» **TASK INPUTS**:
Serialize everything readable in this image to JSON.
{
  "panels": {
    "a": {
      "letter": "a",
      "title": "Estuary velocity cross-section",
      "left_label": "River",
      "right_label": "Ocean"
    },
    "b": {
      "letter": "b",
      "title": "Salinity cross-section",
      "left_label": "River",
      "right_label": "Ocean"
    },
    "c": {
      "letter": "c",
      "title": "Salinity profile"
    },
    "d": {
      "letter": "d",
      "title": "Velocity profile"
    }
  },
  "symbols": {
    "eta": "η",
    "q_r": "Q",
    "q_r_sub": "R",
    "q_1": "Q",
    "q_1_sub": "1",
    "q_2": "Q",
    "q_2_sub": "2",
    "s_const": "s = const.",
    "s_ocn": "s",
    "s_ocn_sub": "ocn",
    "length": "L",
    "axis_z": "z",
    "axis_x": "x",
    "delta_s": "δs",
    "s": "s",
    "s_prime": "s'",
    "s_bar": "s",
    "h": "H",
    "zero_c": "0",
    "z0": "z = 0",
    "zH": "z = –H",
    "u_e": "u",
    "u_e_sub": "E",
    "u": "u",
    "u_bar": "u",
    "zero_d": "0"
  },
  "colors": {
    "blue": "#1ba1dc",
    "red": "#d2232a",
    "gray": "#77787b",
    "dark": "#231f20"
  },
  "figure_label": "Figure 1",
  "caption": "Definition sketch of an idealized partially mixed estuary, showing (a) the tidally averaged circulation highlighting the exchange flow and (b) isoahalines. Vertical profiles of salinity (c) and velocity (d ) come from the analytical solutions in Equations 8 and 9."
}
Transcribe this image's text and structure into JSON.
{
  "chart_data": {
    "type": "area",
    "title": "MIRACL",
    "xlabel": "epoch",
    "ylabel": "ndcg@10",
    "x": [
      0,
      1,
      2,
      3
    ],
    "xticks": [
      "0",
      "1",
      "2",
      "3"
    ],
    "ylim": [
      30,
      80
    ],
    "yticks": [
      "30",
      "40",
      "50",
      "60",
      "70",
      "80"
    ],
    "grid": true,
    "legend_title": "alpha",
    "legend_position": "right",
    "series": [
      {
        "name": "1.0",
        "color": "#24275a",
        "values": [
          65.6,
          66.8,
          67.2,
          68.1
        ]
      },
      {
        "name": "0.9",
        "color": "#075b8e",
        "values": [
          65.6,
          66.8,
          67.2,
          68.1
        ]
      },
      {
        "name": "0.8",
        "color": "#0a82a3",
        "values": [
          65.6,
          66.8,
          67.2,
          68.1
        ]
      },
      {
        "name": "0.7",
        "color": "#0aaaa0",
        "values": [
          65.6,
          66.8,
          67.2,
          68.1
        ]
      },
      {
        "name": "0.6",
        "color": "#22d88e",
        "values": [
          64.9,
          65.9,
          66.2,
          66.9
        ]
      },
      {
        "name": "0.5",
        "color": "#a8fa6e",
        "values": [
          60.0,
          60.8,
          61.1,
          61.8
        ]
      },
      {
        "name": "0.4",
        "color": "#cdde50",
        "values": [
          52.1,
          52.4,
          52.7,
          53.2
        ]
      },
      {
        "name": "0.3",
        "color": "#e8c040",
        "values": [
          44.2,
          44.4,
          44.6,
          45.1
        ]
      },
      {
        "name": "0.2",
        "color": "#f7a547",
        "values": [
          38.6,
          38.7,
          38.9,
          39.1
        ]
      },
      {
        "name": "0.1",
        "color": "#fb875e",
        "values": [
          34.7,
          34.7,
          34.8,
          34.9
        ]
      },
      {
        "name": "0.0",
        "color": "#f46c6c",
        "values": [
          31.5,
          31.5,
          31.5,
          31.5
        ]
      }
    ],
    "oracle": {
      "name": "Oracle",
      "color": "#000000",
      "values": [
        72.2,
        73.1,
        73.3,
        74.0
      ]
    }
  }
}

» **REQUEST**: Write out the listing once more, matching it exactly.

» **EXERCISE RESPONSE**:
Serialize everything readable in this image to JSON.
{
  "panels": {
    "a": {
      "letter": "a",
      "title": "Estuary velocity cross-section",
      "left_label": "River",
      "right_label": "Ocean"
    },
    "b": {
      "letter": "b",
      "title": "Salinity cross-section",
      "left_label": "River",
      "right_label": "Ocean"
    },
    "c": {
      "letter": "c",
      "title": "Salinity profile"
    },
    "d": {
      "letter": "d",
      "title": "Velocity profile"
    }
  },
  "symbols": {
    "eta": "η",
    "q_r": "Q",
    "q_r_sub": "R",
    "q_1": "Q",
    "q_1_sub": "1",
    "q_2": "Q",
    "q_2_sub": "2",
    "s_const": "s = const.",
    "s_ocn": "s",
    "s_ocn_sub": "ocn",
    "length": "L",
    "axis_z": "z",
    "axis_x": "x",
    "delta_s": "δs",
    "s": "s",
    "s_prime": "s'",
    "s_bar": "s",
    "h": "H",
    "zero_c": "0",
    "z0": "z = 0",
    "zH": "z = –H",
    "u_e": "u",
    "u_e_sub": "E",
    "u": "u",
    "u_bar": "u",
    "zero_d": "0"
  },
  "colors": {
    "blue": "#1ba1dc",
    "red": "#d2232a",
    "gray": "#77787b",
    "dark": "#231f20"
  },
  "figure_label": "Figure 1",
  "caption": "Definition sketch of an idealized partially mixed estuary, showing (a) the tidally averaged circulation highlighting the exchange flow and (b) isoahalines. Vertical profiles of salinity (c) and velocity (d ) come from the analytical solutions in Equations 8 and 9."
}
Transcribe this image's text and structure into JSON.
{
  "chart_data": {
    "type": "area",
    "title": "MIRACL",
    "xlabel": "epoch",
    "ylabel": "ndcg@10",
    "x": [
      0,
      1,
      2,
      3
    ],
    "xticks": [
      "0",
      "1",
      "2",
      "3"
    ],
    "ylim": [
      30,
      80
    ],
    "yticks": [
      "30",
      "40",
      "50",
      "60",
      "70",
      "80"
    ],
    "grid": true,
    "legend_title": "alpha",
    "legend_position": "right",
    "series": [
      {
        "name": "1.0",
        "color": "#24275a",
        "values": [
          65.6,
          66.8,
          67.2,
          68.1
        ]
      },
      {
        "name": "0.9",
        "color": "#075b8e",
        "values": [
          65.6,
          66.8,
          67.2,
          68.1
        ]
      },
      {
        "name": "0.8",
        "color": "#0a82a3",
        "values": [
          65.6,
          66.8,
          67.2,
          68.1
        ]
      },
      {
        "name": "0.7",
        "color": "#0aaaa0",
        "values": [
          65.6,
          66.8,
          67.2,
          68.1
        ]
      },
      {
        "name": "0.6",
        "color": "#22d88e",
        "values": [
          64.9,
          65.9,
          66.2,
          66.9
        ]
      },
      {
        "name": "0.5",
        "color": "#a8fa6e",
        "values": [
          60.0,
          60.8,
          61.1,
          61.8
        ]
      },
      {
        "name": "0.4",
        "color": "#cdde50",
        "values": [
          52.1,
          52.4,
          52.7,
          53.2
        ]
      },
      {
        "name": "0.3",
        "color": "#e8c040",
        "values": [
          44.2,
          44.4,
          44.6,
          45.1
        ]
      },
      {
        "name": "0.2",
        "color": "#f7a547",
        "values": [
          38.6,
          38.7,
          38.9,
          39.1
        ]
      },
      {
        "name": "0.1",
        "color": "#fb875e",
        "values": [
          34.7,
          34.7,
          34.8,
          34.9
        ]
      },
      {
        "name": "0.0",
        "color": "#f46c6c",
        "values": [
          31.5,
          31.5,
          31.5,
          31.5
        ]
      }
    ],
    "oracle": {
      "name": "Oracle",
      "color": "#000000",
      "values": [
        72.2,
        73.1,
        73.3,
        74.0
      ]
    }
  }
}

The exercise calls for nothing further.